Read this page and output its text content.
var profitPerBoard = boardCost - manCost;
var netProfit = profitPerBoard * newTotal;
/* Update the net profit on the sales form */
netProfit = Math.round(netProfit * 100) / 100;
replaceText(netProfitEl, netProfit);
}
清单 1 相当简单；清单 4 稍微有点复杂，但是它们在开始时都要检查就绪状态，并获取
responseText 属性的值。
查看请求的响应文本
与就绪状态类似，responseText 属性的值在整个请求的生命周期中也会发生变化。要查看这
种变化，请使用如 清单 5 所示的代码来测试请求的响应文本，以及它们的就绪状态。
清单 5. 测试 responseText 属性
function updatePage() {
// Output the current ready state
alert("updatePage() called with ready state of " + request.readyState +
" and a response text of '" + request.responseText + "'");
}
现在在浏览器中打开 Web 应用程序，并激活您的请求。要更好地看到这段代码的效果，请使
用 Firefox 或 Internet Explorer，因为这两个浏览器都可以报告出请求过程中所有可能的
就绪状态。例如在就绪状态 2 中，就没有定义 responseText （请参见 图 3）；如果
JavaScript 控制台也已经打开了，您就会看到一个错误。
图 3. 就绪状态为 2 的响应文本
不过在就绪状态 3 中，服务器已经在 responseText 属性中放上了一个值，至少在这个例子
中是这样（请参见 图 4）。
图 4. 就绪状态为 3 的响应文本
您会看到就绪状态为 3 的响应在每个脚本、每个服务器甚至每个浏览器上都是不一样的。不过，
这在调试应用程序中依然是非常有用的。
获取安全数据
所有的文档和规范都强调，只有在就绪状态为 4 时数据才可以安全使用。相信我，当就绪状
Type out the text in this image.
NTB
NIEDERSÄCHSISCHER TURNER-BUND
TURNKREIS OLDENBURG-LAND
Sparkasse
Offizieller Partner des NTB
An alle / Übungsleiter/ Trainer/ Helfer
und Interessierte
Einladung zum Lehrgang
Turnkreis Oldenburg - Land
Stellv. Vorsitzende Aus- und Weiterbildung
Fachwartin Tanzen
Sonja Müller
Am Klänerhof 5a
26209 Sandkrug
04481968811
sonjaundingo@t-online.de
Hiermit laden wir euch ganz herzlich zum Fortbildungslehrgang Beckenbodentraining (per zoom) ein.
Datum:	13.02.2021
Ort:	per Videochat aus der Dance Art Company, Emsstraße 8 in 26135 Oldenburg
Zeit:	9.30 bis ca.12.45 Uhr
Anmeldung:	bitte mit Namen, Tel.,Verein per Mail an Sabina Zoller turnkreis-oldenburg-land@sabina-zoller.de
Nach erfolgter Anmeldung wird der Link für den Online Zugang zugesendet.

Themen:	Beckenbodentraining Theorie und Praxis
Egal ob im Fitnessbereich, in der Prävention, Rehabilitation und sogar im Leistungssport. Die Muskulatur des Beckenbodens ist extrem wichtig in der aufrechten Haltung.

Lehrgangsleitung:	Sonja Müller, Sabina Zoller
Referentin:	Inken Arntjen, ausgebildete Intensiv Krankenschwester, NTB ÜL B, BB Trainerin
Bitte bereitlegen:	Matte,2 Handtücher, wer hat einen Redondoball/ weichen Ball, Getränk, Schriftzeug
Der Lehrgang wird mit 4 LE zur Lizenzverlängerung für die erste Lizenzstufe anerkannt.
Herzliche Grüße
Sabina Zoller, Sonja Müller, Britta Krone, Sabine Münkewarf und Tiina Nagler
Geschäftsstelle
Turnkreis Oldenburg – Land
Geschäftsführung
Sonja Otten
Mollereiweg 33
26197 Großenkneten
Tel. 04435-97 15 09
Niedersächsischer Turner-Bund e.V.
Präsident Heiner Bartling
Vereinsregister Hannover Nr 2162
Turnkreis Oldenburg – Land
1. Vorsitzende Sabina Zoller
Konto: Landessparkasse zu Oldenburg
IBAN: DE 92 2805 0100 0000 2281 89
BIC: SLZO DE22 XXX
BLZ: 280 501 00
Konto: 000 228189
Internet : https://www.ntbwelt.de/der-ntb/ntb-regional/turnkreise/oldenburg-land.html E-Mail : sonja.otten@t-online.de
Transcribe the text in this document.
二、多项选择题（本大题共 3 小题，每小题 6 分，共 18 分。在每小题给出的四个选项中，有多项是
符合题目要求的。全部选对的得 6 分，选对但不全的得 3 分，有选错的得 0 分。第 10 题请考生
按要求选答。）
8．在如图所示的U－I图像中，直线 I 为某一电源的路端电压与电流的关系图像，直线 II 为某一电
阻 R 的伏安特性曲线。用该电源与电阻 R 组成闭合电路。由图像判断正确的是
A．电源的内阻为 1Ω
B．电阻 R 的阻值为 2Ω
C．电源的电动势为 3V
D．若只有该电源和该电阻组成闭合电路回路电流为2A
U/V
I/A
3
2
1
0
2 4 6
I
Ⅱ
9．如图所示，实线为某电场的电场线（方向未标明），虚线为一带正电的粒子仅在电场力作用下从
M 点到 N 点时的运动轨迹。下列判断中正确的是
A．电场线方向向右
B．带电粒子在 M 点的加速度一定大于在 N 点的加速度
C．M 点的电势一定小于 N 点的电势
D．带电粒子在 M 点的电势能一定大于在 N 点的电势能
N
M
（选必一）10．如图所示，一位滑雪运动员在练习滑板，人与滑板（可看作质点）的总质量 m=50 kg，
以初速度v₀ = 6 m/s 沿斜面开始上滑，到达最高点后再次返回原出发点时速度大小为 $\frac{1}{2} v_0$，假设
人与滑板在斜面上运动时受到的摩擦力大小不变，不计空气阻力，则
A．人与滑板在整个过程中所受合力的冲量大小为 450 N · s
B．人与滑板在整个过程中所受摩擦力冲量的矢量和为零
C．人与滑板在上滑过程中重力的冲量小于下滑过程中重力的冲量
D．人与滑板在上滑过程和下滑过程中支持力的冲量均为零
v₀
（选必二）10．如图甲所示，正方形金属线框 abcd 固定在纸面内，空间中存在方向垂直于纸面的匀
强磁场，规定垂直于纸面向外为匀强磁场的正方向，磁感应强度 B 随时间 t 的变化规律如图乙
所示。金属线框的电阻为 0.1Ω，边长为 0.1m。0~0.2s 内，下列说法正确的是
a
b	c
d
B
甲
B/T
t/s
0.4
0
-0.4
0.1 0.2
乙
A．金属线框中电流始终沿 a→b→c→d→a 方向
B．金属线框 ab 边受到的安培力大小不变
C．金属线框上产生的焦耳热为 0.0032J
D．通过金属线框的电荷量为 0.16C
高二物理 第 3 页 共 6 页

================

Task objective:
Select, from the listing, all lines that include the word "Internet".

The reply:
用 Firefox 或 Internet Explorer，因为这两个浏览器都可以报告出请求过程中所有可能的
Internet : https://www.ntbwelt.de/der-ntb/ntb-regional/turnkreise/oldenburg-land.html E-Mail : sonja.otten@t-online.de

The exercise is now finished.